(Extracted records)
▬▬▬▬▬▬
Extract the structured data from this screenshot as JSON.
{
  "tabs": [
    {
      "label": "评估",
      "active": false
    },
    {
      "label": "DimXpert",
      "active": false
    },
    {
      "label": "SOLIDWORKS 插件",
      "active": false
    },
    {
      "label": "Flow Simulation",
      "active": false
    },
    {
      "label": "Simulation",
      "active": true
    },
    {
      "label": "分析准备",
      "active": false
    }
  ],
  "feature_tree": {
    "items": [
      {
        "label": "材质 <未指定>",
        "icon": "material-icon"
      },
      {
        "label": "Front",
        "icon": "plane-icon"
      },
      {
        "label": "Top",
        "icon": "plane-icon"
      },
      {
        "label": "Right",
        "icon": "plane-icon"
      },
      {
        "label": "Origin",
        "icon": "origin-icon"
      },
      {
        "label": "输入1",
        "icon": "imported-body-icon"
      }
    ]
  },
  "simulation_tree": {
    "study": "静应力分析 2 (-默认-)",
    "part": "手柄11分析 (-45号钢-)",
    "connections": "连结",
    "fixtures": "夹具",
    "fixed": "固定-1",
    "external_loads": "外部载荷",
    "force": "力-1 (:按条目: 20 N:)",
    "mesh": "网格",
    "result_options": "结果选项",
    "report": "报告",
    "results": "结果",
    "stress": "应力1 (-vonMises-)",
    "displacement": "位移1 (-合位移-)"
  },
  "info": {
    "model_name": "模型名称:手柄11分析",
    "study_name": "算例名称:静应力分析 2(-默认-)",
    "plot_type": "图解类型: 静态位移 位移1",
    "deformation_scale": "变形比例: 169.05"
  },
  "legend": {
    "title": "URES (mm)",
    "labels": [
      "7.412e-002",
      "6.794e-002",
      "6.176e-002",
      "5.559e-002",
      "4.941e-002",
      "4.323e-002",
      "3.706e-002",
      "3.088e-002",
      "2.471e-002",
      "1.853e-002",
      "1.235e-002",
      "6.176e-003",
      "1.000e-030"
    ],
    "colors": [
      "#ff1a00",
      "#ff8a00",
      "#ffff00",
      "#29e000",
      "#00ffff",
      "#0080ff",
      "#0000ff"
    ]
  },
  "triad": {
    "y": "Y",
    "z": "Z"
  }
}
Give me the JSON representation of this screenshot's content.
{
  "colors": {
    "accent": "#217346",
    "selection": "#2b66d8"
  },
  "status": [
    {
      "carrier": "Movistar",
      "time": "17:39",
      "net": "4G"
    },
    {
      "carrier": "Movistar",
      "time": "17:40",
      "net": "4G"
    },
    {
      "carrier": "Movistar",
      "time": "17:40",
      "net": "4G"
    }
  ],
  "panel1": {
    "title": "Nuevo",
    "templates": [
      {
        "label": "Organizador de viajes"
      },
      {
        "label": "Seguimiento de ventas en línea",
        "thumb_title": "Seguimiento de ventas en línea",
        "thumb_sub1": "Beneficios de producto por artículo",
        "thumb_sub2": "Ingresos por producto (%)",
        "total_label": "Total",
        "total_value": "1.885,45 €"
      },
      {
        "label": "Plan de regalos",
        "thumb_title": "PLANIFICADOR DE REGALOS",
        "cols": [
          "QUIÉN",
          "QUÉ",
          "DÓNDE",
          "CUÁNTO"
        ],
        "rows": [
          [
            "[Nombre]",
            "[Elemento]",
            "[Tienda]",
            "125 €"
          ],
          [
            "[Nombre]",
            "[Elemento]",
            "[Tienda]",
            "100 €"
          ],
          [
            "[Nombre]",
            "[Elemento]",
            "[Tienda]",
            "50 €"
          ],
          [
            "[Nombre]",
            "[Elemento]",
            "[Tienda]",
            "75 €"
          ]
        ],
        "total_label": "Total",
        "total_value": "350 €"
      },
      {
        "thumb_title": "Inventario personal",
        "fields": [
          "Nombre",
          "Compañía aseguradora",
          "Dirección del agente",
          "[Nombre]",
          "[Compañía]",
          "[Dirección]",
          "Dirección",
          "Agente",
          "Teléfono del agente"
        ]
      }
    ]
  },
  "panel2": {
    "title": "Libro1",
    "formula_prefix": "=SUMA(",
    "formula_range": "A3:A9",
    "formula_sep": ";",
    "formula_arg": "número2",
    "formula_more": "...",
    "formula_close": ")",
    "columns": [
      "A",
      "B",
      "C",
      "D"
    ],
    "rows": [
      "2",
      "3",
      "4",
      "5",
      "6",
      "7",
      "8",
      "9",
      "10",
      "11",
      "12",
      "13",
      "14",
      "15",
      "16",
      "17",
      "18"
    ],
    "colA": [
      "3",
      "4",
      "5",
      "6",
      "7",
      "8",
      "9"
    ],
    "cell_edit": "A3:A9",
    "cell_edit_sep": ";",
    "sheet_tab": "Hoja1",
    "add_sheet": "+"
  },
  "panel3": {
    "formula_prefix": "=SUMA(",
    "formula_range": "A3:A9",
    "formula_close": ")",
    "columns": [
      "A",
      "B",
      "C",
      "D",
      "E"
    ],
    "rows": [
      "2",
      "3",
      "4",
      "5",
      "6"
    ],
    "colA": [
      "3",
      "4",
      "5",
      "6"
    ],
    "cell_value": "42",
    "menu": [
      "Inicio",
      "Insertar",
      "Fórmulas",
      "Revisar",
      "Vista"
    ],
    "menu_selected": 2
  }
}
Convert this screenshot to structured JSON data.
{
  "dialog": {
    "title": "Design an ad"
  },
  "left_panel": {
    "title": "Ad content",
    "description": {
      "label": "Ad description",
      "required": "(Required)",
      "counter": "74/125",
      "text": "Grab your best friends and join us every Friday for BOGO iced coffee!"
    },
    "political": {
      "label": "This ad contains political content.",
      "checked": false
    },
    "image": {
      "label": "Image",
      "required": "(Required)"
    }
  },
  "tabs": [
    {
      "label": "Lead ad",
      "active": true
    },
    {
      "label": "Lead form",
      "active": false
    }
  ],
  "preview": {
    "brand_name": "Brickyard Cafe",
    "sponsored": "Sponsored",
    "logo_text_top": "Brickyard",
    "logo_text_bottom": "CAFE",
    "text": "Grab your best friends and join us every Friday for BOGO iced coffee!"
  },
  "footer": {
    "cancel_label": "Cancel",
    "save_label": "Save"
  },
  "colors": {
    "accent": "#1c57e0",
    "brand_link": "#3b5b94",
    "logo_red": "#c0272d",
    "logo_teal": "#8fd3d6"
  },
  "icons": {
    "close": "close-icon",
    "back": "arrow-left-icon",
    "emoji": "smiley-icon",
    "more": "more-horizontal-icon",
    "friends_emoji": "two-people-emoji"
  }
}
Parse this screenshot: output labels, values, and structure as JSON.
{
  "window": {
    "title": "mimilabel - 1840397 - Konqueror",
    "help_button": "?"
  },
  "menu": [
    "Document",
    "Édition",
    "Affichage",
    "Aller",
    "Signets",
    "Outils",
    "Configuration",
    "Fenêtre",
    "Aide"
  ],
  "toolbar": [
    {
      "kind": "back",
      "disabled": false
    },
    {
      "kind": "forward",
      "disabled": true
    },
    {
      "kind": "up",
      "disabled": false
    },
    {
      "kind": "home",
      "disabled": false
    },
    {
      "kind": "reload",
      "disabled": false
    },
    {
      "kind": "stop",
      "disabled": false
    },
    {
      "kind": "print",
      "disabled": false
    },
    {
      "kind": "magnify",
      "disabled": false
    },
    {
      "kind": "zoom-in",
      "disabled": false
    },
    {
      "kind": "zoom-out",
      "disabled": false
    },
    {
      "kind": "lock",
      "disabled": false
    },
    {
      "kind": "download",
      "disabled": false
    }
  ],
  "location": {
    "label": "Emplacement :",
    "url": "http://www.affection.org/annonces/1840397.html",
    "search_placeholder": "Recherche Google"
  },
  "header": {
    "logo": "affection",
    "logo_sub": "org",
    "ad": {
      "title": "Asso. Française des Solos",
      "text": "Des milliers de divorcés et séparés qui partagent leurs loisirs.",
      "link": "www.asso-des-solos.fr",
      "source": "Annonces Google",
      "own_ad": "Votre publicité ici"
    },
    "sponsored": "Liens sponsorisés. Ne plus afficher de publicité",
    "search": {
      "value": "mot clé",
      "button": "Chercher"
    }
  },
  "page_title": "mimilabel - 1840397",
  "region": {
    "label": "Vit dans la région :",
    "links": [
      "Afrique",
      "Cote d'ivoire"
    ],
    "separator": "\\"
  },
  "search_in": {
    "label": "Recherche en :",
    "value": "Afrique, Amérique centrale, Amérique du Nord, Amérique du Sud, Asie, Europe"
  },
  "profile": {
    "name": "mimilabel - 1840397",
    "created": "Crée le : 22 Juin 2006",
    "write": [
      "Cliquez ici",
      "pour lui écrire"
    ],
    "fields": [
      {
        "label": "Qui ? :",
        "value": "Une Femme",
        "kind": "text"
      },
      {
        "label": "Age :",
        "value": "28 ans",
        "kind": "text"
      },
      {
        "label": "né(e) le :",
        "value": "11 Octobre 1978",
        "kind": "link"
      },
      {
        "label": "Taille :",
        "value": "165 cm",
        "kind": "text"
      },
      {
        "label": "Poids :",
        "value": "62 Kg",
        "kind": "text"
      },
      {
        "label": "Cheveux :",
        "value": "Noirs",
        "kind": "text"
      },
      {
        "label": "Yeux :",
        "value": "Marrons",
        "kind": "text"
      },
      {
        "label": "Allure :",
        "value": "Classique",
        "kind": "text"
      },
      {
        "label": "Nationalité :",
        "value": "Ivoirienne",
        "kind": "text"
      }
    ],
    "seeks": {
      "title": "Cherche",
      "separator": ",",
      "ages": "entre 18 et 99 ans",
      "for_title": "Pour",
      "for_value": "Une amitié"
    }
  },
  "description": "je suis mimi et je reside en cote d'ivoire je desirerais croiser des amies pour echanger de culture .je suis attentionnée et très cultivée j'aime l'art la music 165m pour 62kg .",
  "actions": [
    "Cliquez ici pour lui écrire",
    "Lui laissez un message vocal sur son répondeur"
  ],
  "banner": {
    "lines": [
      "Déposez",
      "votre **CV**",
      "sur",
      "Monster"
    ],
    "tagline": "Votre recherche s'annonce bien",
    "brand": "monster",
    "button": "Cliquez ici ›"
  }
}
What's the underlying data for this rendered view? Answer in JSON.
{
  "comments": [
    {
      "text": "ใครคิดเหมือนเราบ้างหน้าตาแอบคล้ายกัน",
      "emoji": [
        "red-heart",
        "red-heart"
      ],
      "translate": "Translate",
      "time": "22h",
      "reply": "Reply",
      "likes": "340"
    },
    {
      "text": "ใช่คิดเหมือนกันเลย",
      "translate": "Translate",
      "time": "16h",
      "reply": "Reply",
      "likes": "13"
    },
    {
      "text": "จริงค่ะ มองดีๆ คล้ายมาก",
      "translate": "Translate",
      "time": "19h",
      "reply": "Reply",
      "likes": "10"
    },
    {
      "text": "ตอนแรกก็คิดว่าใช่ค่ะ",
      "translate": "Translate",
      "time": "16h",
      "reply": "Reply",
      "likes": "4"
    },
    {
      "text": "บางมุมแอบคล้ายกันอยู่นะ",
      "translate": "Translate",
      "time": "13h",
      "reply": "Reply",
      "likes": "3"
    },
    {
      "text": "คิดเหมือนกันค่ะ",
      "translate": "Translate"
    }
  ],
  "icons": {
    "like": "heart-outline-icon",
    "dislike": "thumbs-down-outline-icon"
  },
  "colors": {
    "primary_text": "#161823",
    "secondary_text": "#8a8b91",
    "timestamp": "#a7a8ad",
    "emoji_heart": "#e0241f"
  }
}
▬▬▬▬▬▬
Starting from the line with "What's the underlying" and ending with the final line of the data, quote every line exactly, both ends included.

> [Written reply]
What's the underlying data for this rendered view? Answer in JSON.
{
  "comments": [
    {
      "text": "ใครคิดเหมือนเราบ้างหน้าตาแอบคล้ายกัน",
      "emoji": [
        "red-heart",
        "red-heart"
      ],
      "translate": "Translate",
      "time": "22h",
      "reply": "Reply",
      "likes": "340"
    },
    {
      "text": "ใช่คิดเหมือนกันเลย",
      "translate": "Translate",
      "time": "16h",
      "reply": "Reply",
      "likes": "13"
    },
    {
      "text": "จริงค่ะ มองดีๆ คล้ายมาก",
      "translate": "Translate",
      "time": "19h",
      "reply": "Reply",
      "likes": "10"
    },
    {
      "text": "ตอนแรกก็คิดว่าใช่ค่ะ",
      "translate": "Translate",
      "time": "16h",
      "reply": "Reply",
      "likes": "4"
    },
    {
      "text": "บางมุมแอบคล้ายกันอยู่นะ",
      "translate": "Translate",
      "time": "13h",
      "reply": "Reply",
      "likes": "3"
    },
    {
      "text": "คิดเหมือนกันค่ะ",
      "translate": "Translate"
    }
  ],
  "icons": {
    "like": "heart-outline-icon",
    "dislike": "thumbs-down-outline-icon"
  },
  "colors": {
    "primary_text": "#161823",
    "secondary_text": "#8a8b91",
    "timestamp": "#a7a8ad",
    "emoji_heart": "#e0241f"
  }
}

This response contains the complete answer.